What is required
List every line in this data where the string "cook" occurs.

Records for the task
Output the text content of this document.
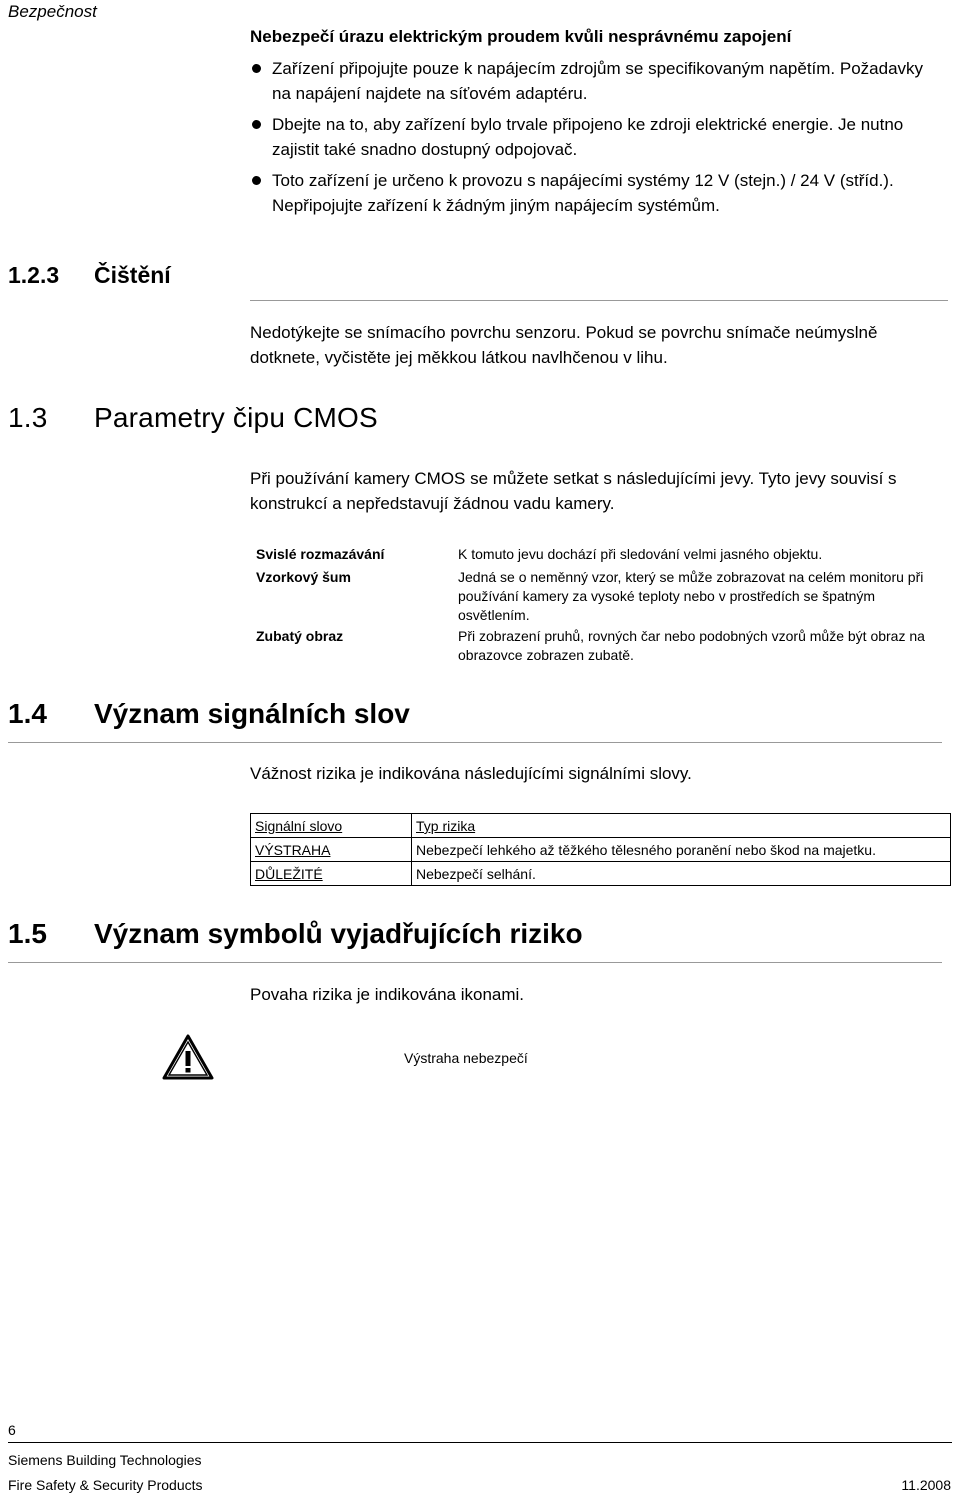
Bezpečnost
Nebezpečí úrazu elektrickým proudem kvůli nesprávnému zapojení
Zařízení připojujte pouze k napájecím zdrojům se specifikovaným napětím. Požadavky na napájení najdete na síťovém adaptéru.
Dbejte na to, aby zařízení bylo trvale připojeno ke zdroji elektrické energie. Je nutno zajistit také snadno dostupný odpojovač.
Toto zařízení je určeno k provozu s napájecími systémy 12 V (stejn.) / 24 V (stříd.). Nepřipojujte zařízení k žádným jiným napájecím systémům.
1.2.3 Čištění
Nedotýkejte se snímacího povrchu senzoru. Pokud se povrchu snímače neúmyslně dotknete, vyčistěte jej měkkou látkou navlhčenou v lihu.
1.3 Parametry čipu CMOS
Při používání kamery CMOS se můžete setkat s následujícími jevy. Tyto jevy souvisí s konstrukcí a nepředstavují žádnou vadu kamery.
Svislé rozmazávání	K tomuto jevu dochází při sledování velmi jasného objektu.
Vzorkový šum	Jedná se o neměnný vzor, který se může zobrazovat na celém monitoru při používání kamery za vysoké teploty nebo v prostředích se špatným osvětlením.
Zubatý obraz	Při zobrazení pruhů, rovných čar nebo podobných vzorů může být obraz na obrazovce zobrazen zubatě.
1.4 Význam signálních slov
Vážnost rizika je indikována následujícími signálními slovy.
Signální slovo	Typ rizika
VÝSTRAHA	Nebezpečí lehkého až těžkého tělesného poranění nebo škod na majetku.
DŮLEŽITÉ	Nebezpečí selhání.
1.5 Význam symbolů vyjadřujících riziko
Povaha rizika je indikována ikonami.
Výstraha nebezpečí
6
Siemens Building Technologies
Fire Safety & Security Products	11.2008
...
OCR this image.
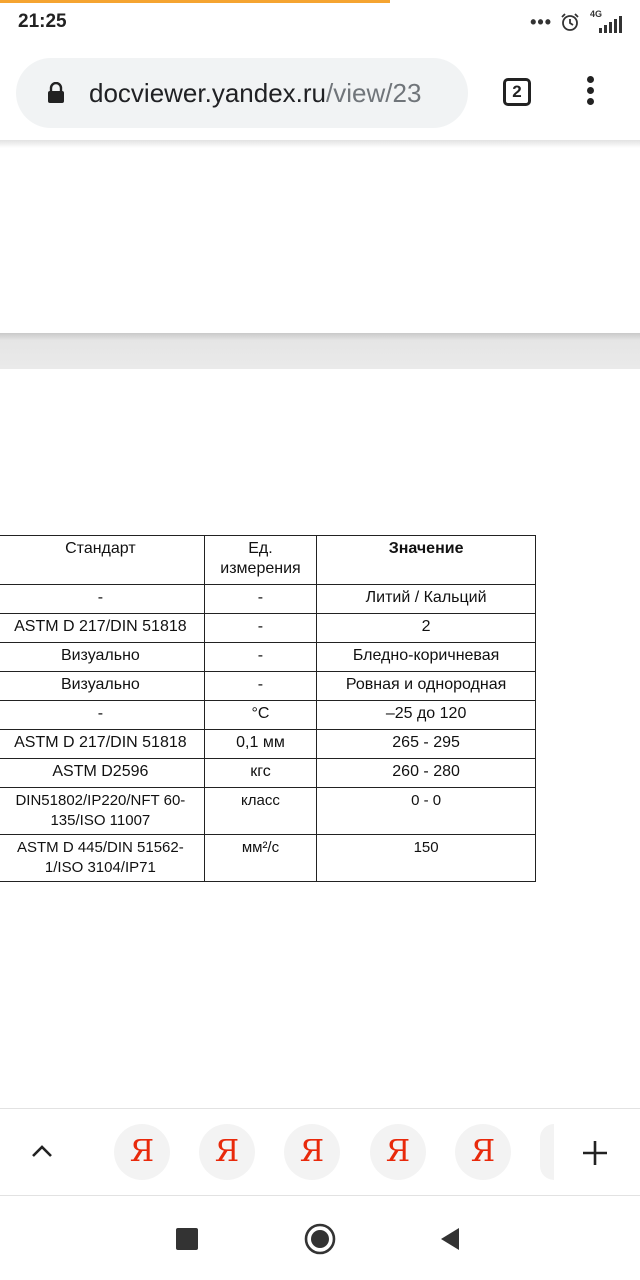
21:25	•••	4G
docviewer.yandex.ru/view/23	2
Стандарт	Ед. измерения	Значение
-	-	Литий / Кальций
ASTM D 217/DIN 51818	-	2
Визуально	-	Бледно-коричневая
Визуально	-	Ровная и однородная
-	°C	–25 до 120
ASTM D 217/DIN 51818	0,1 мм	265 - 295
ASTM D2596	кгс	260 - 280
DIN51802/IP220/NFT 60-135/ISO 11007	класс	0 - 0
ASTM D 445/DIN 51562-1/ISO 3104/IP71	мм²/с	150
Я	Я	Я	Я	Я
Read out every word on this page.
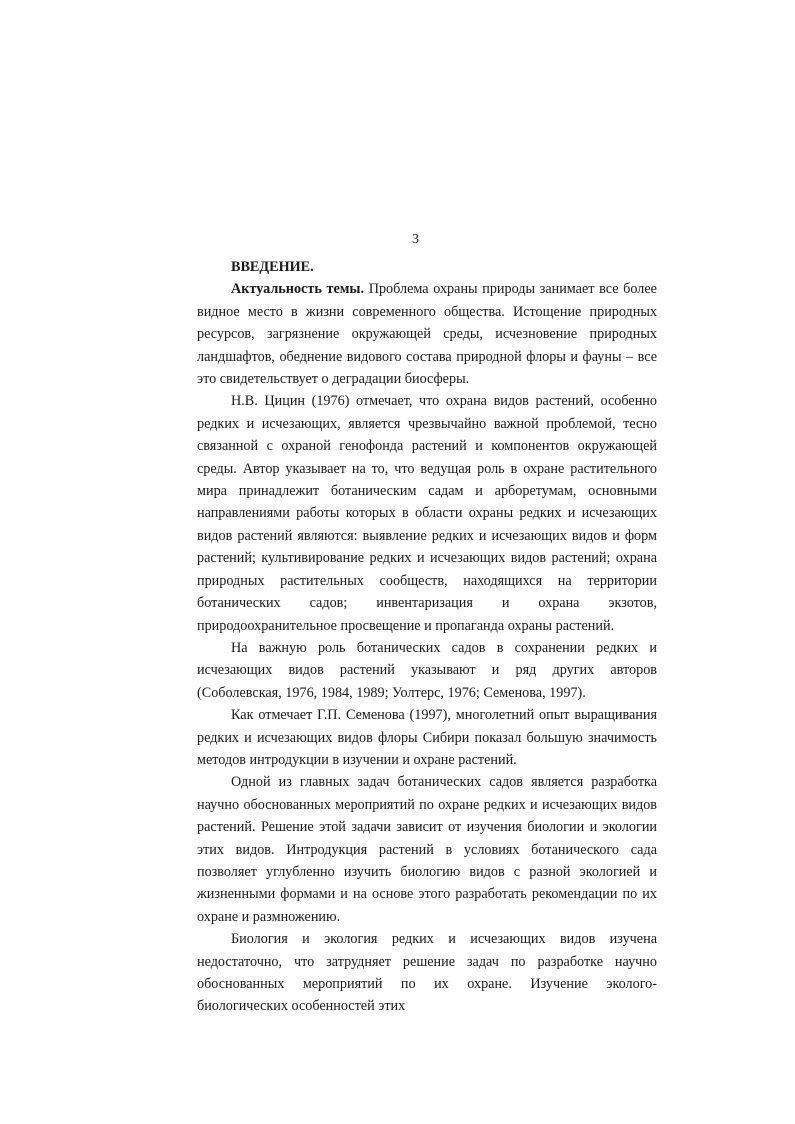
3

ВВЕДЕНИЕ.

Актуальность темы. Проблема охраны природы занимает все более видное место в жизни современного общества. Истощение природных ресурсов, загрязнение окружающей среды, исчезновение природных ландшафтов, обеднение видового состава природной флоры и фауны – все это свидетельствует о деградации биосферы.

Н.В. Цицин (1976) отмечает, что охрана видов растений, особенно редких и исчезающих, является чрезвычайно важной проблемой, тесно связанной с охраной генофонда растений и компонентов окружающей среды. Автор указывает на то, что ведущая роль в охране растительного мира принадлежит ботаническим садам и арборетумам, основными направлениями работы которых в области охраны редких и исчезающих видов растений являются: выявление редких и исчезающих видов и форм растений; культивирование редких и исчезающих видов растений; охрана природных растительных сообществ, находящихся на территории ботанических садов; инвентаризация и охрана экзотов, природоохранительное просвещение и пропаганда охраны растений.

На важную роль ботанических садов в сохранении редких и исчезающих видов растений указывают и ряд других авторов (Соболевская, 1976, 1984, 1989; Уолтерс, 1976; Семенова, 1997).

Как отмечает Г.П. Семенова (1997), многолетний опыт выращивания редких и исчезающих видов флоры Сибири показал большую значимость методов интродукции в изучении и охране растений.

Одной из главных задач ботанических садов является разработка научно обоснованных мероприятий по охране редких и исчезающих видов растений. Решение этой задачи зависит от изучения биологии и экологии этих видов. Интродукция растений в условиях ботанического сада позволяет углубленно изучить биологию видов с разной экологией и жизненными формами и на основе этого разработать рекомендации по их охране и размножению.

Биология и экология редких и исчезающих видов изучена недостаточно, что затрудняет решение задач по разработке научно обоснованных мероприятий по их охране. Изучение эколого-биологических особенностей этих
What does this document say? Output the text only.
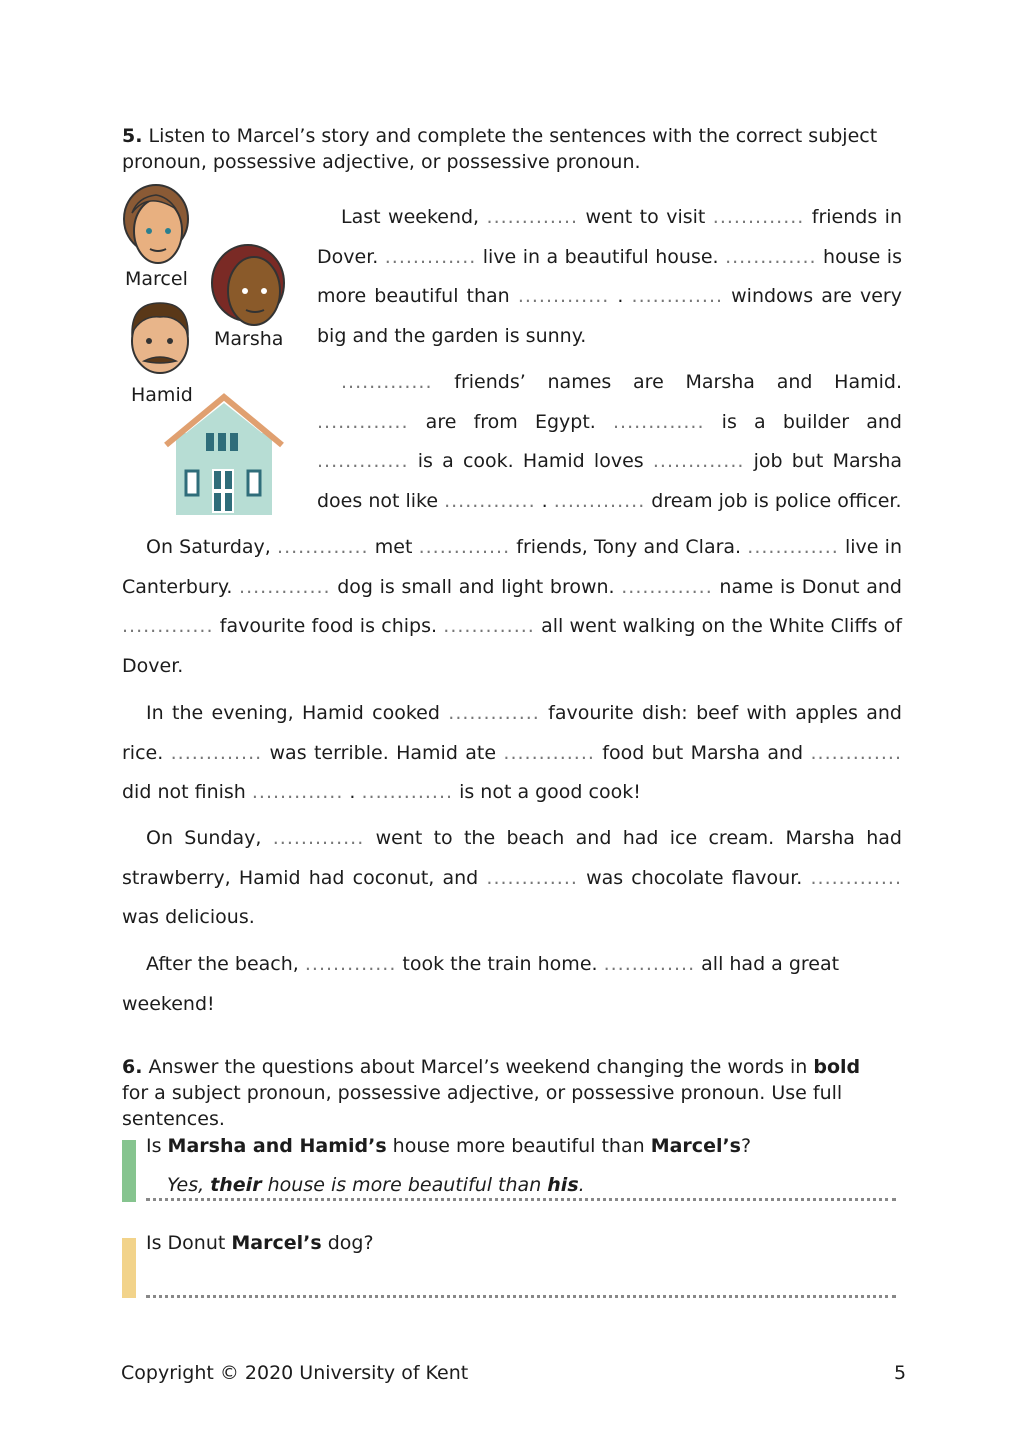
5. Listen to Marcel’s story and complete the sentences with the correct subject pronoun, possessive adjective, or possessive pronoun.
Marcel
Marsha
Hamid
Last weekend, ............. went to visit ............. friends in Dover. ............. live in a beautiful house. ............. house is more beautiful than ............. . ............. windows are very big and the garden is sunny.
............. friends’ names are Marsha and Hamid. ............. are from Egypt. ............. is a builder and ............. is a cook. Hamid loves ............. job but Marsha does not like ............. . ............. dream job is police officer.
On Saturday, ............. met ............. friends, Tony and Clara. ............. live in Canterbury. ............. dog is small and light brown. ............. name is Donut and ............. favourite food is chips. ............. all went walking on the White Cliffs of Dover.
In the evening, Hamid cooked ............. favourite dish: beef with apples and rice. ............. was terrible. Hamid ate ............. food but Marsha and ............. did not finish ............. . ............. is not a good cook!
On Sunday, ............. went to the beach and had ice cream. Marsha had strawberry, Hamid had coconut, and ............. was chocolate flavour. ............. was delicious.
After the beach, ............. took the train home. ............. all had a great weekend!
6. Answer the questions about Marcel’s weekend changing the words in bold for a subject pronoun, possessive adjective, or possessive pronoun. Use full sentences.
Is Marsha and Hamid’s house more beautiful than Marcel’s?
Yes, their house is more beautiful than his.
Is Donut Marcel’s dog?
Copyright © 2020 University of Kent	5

Solution below
............. friends’ names are Marsha and Hamid. ............. are from Egypt. ............. is a builder and ............. is a cook. Hamid loves ............. job but Marsha does not like ............. . ............. dream job is police officer.
In the evening, Hamid cooked ............. favourite dish: beef with apples and rice. ............. was terrible. Hamid ate ............. food but Marsha and ............. did not finish ............. . ............. is not a good cook!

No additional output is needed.